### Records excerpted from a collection
-.-.-
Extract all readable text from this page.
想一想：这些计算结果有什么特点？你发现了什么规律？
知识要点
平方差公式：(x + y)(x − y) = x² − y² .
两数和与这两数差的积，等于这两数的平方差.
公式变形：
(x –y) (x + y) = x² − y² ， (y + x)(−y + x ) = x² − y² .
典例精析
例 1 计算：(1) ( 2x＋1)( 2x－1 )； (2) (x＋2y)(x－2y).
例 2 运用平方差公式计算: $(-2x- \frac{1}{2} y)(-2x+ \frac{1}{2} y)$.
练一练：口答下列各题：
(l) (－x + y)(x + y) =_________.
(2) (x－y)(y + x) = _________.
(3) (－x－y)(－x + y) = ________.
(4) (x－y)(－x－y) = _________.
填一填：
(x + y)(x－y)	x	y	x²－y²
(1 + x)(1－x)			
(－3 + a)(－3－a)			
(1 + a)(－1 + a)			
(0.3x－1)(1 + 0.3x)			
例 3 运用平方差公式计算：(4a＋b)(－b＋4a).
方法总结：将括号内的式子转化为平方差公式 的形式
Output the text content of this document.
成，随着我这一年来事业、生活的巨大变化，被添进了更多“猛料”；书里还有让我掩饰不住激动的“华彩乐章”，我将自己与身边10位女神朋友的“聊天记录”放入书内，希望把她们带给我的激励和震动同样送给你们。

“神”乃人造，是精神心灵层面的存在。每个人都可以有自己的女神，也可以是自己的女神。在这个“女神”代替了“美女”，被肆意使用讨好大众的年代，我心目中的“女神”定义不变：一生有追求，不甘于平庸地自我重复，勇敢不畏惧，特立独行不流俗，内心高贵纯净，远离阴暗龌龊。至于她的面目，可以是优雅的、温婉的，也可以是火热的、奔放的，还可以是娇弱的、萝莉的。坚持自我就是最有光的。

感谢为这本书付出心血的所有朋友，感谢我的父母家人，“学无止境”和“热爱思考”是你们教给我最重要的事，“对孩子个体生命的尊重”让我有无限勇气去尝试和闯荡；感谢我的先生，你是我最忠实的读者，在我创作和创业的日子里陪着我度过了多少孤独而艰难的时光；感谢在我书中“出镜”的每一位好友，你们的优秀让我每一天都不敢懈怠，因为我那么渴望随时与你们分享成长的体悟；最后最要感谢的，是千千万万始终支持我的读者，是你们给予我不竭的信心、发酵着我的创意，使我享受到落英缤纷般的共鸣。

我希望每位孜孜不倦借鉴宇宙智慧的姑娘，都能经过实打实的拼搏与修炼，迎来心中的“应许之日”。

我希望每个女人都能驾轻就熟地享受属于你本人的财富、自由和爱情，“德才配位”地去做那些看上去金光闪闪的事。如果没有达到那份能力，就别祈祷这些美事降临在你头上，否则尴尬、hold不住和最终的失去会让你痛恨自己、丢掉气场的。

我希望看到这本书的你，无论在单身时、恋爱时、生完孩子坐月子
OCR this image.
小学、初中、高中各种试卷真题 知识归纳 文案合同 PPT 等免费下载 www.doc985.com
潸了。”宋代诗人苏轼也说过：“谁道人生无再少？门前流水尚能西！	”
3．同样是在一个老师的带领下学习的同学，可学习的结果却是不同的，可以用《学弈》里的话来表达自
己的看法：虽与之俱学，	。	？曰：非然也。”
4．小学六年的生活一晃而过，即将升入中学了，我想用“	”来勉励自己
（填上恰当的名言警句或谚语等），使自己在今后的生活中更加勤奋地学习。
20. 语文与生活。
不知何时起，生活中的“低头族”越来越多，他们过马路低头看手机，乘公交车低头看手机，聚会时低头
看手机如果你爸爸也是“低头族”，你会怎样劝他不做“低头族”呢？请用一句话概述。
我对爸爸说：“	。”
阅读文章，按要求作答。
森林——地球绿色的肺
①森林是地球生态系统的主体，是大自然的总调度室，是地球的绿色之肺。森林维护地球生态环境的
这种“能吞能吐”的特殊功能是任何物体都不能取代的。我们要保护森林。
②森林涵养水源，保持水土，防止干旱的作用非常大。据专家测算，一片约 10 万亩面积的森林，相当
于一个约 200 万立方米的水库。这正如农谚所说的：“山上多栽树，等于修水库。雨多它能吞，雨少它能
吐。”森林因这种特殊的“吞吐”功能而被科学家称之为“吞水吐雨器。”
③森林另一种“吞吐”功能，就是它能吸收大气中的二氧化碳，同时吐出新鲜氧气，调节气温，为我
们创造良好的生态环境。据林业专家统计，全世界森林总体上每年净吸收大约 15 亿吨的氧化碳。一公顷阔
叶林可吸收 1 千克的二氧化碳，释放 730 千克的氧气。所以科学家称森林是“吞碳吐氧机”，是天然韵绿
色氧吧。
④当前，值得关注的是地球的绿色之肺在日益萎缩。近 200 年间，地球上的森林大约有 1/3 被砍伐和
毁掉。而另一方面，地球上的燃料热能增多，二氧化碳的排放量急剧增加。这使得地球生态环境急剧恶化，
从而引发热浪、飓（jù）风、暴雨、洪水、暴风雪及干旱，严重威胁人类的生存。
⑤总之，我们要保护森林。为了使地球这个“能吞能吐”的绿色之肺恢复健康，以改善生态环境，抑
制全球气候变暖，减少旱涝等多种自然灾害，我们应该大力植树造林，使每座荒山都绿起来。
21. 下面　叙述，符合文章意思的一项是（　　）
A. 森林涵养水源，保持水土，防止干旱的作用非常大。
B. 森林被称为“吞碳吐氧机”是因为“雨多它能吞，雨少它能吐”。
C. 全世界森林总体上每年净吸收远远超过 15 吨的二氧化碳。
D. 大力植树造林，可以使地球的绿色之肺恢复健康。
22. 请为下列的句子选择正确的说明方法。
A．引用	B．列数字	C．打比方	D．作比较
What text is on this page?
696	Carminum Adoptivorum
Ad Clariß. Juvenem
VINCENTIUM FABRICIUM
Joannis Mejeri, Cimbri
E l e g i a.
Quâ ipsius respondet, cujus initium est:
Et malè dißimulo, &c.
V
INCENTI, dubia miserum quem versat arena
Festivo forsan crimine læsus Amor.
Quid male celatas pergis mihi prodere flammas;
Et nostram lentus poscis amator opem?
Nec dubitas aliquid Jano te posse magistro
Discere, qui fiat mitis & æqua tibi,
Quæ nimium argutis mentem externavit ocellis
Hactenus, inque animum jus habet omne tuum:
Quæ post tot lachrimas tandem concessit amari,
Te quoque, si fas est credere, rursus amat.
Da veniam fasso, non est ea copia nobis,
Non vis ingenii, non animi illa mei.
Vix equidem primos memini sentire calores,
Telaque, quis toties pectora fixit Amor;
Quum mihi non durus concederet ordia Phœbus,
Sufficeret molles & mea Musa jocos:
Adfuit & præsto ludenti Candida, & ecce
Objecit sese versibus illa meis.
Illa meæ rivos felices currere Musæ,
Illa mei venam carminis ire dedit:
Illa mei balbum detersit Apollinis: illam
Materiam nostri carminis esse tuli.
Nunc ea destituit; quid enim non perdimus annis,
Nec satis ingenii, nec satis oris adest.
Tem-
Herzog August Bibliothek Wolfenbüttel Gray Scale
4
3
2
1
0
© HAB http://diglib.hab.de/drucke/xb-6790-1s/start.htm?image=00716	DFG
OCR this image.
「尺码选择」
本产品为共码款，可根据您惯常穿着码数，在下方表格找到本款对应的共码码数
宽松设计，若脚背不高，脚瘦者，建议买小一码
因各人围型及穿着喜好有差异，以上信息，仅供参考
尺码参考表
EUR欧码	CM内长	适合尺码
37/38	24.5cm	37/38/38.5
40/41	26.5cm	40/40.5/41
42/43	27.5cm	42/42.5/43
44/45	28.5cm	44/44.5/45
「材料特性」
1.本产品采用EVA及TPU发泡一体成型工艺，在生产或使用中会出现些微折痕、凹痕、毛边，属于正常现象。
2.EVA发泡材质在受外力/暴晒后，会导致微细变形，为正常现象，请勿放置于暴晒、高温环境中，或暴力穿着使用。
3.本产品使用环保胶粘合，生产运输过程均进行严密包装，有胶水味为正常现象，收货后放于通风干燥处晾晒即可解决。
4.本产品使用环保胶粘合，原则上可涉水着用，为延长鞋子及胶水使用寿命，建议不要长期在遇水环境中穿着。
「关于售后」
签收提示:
-.-.-
Identify each line in the entries with the word "能吞能吐" and copy it.

### EXPECTED ANSWER
这种“能吞能吐”的特殊功能是任何物体都不能取代的。我们要保护森林。
⑤总之，我们要保护森林。为了使地球这个“能吞能吐”的绿色之肺恢复健康，以改善生态环境，抑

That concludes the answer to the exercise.